To do:
Single out each line with the word "Всего" and copy it.

━━━━━ Provided material ━━━━━

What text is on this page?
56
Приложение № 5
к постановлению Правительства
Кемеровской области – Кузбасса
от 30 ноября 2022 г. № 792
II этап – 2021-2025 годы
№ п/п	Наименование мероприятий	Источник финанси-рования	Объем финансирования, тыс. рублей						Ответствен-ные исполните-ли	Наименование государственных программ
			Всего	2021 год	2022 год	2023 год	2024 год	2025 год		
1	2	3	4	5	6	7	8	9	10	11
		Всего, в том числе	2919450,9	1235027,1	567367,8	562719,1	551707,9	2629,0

━━━━━

Complete response:
			Всего	2021 год	2022 год	2023 год	2024 год	2025 год		
		Всего, в том числе	2919450,9	1235027,1	567367,8	562719,1	551707,9	2629,0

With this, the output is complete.